TO BE DONE » Note each line that includes the word "power". Copy those lines.

Stored records »
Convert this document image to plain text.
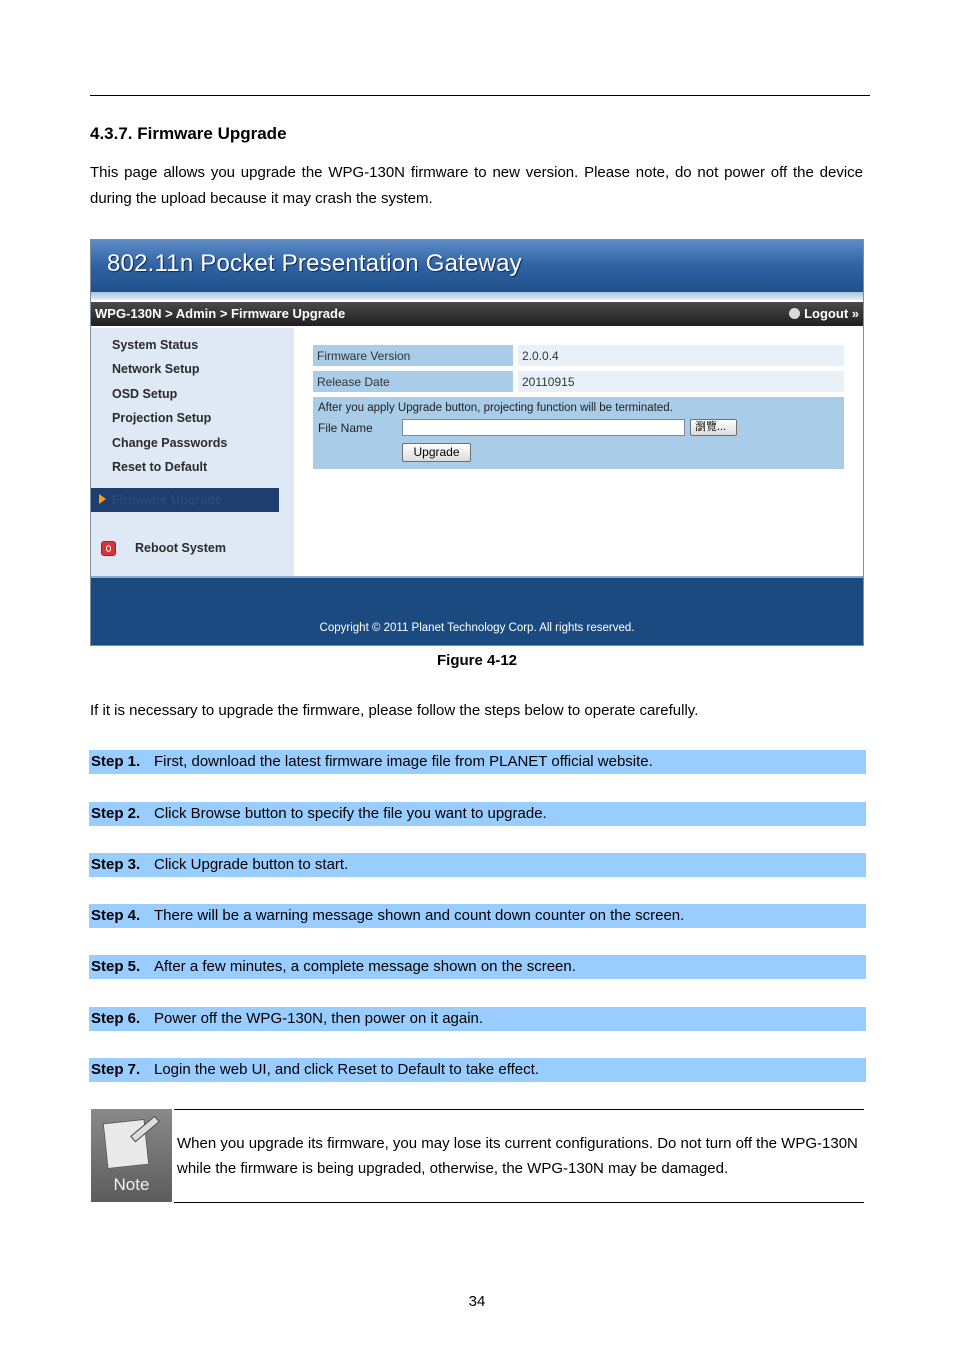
4.3.7. Firmware Upgrade
This page allows you upgrade the WPG-130N firmware to new version. Please note, do not power off the device during the upload because it may crash the system.
802.11n Pocket Presentation Gateway
WPG-130N > Admin > Firmware Upgrade	Logout »
System Status
Network Setup
OSD Setup
Projection Setup
Change Passwords
Reset to Default
Firmware Upgrade
Reboot System
Firmware Version	2.0.0.4
Release Date	20110915
After you apply Upgrade button, projecting function will be terminated.
File Name	瀏覽...
Upgrade
Copyright © 2011 Planet Technology Corp. All rights reserved.
Figure 4-12
If it is necessary to upgrade the firmware, please follow the steps below to operate carefully.
Step 1. First, download the latest firmware image file from PLANET official website.
Step 2. Click Browse button to specify the file you want to upgrade.
Step 3. Click Upgrade button to start.
Step 4. There will be a warning message shown and count down counter on the screen.
Step 5. After a few minutes, a complete message shown on the screen.
Step 6. Power off the WPG-130N, then power on it again.
Step 7. Login the web UI, and click Reset to Default to take effect.
Note
When you upgrade its firmware, you may lose its current configurations. Do not turn off the WPG-130N while the firmware is being upgraded, otherwise, the WPG-130N may be damaged.
34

ANSWER IN FULL »
This page allows you upgrade the WPG-130N firmware to new version. Please note, do not power off the device during the upload because it may crash the system.
Step 6. Power off the WPG-130N, then power on it again.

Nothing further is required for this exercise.